The records below need to be copied in full. Match them exactly.

◆ ◆ ◆ ◆ ◆ ◆ ◆

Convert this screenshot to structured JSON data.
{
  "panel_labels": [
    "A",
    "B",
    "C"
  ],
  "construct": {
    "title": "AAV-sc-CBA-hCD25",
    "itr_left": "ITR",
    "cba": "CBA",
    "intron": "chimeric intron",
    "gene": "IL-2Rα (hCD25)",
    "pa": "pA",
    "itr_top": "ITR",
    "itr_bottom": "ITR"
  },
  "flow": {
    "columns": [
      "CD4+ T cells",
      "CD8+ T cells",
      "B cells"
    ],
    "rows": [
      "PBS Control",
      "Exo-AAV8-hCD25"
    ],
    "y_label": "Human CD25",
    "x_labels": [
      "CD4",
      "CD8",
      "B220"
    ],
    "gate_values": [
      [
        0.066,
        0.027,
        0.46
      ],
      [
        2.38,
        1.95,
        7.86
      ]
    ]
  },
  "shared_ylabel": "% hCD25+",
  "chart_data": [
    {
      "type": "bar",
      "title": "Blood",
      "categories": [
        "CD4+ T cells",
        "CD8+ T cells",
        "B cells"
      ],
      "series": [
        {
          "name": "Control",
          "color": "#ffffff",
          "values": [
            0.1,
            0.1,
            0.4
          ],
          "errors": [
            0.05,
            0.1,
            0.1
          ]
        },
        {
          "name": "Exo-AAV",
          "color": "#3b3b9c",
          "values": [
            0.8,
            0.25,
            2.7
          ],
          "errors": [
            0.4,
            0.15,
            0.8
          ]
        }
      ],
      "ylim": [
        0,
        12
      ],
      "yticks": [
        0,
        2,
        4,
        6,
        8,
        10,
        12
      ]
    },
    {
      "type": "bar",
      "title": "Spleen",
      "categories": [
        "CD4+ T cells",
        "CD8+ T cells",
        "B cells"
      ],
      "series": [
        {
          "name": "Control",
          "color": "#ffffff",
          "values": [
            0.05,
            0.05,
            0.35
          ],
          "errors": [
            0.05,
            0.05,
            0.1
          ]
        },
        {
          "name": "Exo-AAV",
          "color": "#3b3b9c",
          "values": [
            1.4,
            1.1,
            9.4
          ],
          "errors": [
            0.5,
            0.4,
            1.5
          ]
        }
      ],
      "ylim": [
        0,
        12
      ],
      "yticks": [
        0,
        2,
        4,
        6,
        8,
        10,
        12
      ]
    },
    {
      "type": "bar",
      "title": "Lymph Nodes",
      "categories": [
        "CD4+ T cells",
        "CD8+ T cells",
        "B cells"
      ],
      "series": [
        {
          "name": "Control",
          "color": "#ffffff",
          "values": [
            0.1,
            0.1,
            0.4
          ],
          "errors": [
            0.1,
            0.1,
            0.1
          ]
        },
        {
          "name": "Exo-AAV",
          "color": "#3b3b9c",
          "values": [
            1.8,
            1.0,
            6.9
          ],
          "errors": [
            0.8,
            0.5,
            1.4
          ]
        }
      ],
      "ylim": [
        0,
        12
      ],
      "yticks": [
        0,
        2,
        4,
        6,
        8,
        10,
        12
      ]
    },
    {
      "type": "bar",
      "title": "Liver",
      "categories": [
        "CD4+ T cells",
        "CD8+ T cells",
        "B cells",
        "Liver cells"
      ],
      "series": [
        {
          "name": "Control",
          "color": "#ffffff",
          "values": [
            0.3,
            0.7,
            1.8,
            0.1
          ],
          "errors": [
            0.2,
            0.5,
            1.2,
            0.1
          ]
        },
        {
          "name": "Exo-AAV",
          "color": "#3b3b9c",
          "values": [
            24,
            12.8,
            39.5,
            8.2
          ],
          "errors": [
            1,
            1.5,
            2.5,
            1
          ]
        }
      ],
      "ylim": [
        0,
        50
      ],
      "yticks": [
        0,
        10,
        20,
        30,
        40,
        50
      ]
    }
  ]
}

◆ ◆ ◆ ◆ ◆ ◆ ◆

REPLY TO THE TASK
Convert this screenshot to structured JSON data.
{
  "panel_labels": [
    "A",
    "B",
    "C"
  ],
  "construct": {
    "title": "AAV-sc-CBA-hCD25",
    "itr_left": "ITR",
    "cba": "CBA",
    "intron": "chimeric intron",
    "gene": "IL-2Rα (hCD25)",
    "pa": "pA",
    "itr_top": "ITR",
    "itr_bottom": "ITR"
  },
  "flow": {
    "columns": [
      "CD4+ T cells",
      "CD8+ T cells",
      "B cells"
    ],
    "rows": [
      "PBS Control",
      "Exo-AAV8-hCD25"
    ],
    "y_label": "Human CD25",
    "x_labels": [
      "CD4",
      "CD8",
      "B220"
    ],
    "gate_values": [
      [
        0.066,
        0.027,
        0.46
      ],
      [
        2.38,
        1.95,
        7.86
      ]
    ]
  },
  "shared_ylabel": "% hCD25+",
  "chart_data": [
    {
      "type": "bar",
      "title": "Blood",
      "categories": [
        "CD4+ T cells",
        "CD8+ T cells",
        "B cells"
      ],
      "series": [
        {
          "name": "Control",
          "color": "#ffffff",
          "values": [
            0.1,
            0.1,
            0.4
          ],
          "errors": [
            0.05,
            0.1,
            0.1
          ]
        },
        {
          "name": "Exo-AAV",
          "color": "#3b3b9c",
          "values": [
            0.8,
            0.25,
            2.7
          ],
          "errors": [
            0.4,
            0.15,
            0.8
          ]
        }
      ],
      "ylim": [
        0,
        12
      ],
      "yticks": [
        0,
        2,
        4,
        6,
        8,
        10,
        12
      ]
    },
    {
      "type": "bar",
      "title": "Spleen",
      "categories": [
        "CD4+ T cells",
        "CD8+ T cells",
        "B cells"
      ],
      "series": [
        {
          "name": "Control",
          "color": "#ffffff",
          "values": [
            0.05,
            0.05,
            0.35
          ],
          "errors": [
            0.05,
            0.05,
            0.1
          ]
        },
        {
          "name": "Exo-AAV",
          "color": "#3b3b9c",
          "values": [
            1.4,
            1.1,
            9.4
          ],
          "errors": [
            0.5,
            0.4,
            1.5
          ]
        }
      ],
      "ylim": [
        0,
        12
      ],
      "yticks": [
        0,
        2,
        4,
        6,
        8,
        10,
        12
      ]
    },
    {
      "type": "bar",
      "title": "Lymph Nodes",
      "categories": [
        "CD4+ T cells",
        "CD8+ T cells",
        "B cells"
      ],
      "series": [
        {
          "name": "Control",
          "color": "#ffffff",
          "values": [
            0.1,
            0.1,
            0.4
          ],
          "errors": [
            0.1,
            0.1,
            0.1
          ]
        },
        {
          "name": "Exo-AAV",
          "color": "#3b3b9c",
          "values": [
            1.8,
            1.0,
            6.9
          ],
          "errors": [
            0.8,
            0.5,
            1.4
          ]
        }
      ],
      "ylim": [
        0,
        12
      ],
      "yticks": [
        0,
        2,
        4,
        6,
        8,
        10,
        12
      ]
    },
    {
      "type": "bar",
      "title": "Liver",
      "categories": [
        "CD4+ T cells",
        "CD8+ T cells",
        "B cells",
        "Liver cells"
      ],
      "series": [
        {
          "name": "Control",
          "color": "#ffffff",
          "values": [
            0.3,
            0.7,
            1.8,
            0.1
          ],
          "errors": [
            0.2,
            0.5,
            1.2,
            0.1
          ]
        },
        {
          "name": "Exo-AAV",
          "color": "#3b3b9c",
          "values": [
            24,
            12.8,
            39.5,
            8.2
          ],
          "errors": [
            1,
            1.5,
            2.5,
            1
          ]
        }
      ],
      "ylim": [
        0,
        50
      ],
      "yticks": [
        0,
        10,
        20,
        30,
        40,
        50
      ]
    }
  ]
}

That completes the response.